SHORT TASK -
Which lines below hold the word "JSON"? Copy all of them.

** START PROVIDED RECORDS **

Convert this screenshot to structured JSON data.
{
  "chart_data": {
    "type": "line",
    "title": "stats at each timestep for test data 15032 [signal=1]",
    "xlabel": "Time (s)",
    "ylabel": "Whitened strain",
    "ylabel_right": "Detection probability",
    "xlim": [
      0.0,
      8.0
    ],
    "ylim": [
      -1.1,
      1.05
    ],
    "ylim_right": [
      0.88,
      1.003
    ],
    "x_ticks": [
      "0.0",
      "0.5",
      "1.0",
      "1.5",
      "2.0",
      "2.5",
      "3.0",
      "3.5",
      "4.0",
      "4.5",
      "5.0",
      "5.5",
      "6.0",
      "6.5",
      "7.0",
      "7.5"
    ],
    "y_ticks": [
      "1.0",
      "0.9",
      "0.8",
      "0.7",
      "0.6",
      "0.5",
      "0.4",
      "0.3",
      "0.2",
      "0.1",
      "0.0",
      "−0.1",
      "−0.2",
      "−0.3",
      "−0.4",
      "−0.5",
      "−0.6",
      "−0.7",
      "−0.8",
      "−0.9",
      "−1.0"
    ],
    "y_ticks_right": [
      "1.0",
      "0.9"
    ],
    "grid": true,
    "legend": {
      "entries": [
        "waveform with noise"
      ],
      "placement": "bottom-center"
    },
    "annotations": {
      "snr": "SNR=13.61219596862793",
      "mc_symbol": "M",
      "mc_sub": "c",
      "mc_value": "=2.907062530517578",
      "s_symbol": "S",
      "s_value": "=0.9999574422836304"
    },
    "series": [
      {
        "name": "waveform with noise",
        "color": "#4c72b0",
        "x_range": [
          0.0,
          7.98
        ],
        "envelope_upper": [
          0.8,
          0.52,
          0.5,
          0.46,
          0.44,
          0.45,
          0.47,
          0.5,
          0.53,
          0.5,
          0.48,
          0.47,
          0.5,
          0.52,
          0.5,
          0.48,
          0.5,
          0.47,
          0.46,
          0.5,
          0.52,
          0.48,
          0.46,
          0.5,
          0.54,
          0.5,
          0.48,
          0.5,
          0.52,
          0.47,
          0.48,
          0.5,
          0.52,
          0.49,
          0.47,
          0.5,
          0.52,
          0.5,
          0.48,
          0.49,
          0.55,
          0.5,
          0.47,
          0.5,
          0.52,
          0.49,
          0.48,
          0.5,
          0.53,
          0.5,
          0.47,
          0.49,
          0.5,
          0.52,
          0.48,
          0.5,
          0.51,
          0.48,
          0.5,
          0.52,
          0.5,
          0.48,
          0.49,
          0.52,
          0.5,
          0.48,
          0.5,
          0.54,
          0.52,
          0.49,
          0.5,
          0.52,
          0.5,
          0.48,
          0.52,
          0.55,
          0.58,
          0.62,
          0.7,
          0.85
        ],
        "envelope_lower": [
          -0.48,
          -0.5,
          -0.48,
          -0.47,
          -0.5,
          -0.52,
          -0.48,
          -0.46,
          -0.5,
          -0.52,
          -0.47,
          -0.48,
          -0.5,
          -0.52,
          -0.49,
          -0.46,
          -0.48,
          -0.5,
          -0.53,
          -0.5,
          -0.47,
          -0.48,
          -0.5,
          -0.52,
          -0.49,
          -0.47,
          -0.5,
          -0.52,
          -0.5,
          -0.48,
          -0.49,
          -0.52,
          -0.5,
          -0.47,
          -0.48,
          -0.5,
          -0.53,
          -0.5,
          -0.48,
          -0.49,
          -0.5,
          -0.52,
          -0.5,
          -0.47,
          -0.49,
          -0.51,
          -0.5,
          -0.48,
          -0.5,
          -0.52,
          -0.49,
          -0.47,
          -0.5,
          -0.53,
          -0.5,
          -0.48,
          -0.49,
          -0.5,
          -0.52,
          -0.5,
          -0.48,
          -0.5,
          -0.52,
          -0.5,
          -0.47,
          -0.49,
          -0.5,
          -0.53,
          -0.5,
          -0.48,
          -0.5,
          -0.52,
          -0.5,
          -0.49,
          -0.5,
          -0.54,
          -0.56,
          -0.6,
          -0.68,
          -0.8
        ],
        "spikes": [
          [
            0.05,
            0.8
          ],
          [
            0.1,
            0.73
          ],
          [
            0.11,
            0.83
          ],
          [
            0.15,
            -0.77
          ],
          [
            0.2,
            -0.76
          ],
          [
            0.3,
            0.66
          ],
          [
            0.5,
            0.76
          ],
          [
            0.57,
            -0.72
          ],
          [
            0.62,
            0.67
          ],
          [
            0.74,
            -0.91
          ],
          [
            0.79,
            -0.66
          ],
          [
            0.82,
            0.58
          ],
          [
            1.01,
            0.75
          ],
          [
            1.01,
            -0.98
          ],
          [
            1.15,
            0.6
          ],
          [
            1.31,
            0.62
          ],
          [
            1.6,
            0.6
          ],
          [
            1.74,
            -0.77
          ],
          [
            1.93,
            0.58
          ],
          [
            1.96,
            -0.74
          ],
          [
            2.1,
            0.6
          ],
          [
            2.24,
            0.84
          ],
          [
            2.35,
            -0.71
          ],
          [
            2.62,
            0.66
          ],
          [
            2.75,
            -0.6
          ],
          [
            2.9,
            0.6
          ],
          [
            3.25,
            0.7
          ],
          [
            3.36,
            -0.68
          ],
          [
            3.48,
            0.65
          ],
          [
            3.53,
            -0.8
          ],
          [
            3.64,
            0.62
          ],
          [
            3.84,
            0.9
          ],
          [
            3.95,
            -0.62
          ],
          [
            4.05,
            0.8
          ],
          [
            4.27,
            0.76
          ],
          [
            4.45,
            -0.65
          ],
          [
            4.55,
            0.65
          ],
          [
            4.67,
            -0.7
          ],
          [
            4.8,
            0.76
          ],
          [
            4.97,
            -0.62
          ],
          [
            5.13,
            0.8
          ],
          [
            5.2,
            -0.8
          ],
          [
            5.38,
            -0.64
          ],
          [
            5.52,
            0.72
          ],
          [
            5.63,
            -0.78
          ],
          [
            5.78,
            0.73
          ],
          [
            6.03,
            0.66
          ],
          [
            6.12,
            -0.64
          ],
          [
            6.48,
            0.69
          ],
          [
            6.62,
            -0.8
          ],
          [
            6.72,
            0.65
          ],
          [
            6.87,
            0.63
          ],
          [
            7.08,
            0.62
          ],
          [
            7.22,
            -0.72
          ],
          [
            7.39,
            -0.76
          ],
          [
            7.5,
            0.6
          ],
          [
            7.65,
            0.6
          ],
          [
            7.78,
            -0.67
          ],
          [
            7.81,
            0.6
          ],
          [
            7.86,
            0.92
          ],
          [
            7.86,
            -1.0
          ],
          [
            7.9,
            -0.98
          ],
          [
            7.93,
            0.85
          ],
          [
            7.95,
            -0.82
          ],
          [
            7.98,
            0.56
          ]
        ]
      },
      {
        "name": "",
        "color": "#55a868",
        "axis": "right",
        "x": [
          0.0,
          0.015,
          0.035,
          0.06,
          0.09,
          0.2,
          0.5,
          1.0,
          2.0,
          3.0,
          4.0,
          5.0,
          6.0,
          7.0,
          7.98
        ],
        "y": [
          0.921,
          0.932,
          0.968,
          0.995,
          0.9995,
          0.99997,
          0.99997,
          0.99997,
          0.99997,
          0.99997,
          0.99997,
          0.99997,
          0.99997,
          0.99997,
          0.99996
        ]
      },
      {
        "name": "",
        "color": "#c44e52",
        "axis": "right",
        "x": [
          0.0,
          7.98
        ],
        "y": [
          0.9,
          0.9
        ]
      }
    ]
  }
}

** END PROVIDED RECORDS **
** START PROVIDED RECORDS **

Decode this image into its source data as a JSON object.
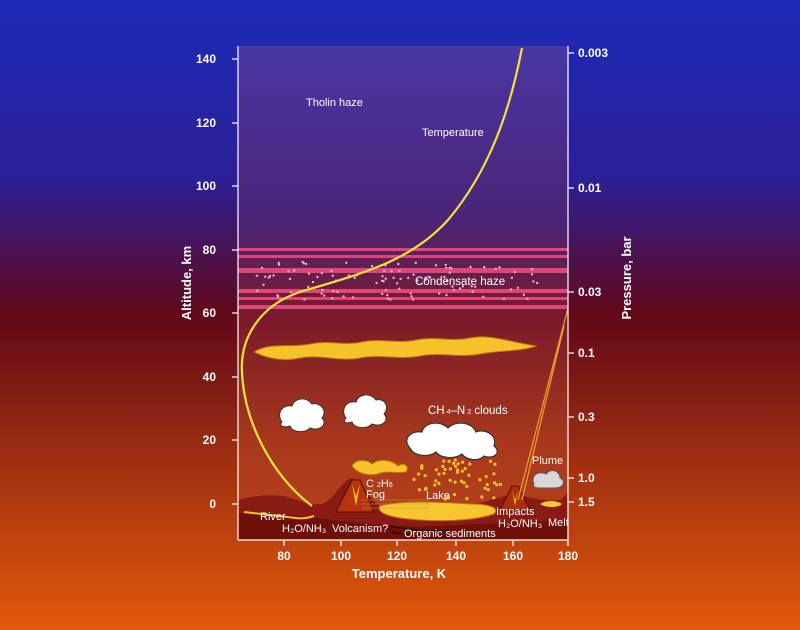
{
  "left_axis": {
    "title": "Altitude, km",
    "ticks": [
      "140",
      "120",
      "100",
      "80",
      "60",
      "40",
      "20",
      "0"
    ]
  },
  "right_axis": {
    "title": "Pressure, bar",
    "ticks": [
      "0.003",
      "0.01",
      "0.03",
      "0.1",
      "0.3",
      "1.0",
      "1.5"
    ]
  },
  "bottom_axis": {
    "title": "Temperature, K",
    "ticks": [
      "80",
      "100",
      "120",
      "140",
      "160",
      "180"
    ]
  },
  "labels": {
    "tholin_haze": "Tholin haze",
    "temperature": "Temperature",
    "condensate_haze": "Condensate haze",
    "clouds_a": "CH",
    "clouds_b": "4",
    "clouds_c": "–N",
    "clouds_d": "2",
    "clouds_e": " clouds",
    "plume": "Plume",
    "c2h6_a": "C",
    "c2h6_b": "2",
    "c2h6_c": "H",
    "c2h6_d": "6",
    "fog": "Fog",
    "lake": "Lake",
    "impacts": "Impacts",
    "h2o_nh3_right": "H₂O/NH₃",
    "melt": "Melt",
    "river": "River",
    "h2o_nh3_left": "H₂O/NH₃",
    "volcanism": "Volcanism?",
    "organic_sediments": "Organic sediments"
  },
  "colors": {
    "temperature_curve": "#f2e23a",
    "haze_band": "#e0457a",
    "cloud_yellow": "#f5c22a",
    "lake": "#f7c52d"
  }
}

** END PROVIDED RECORDS **

RESPONSE TO THIS EXERCISE -
Convert this screenshot to structured JSON data.
Decode this image into its source data as a JSON object.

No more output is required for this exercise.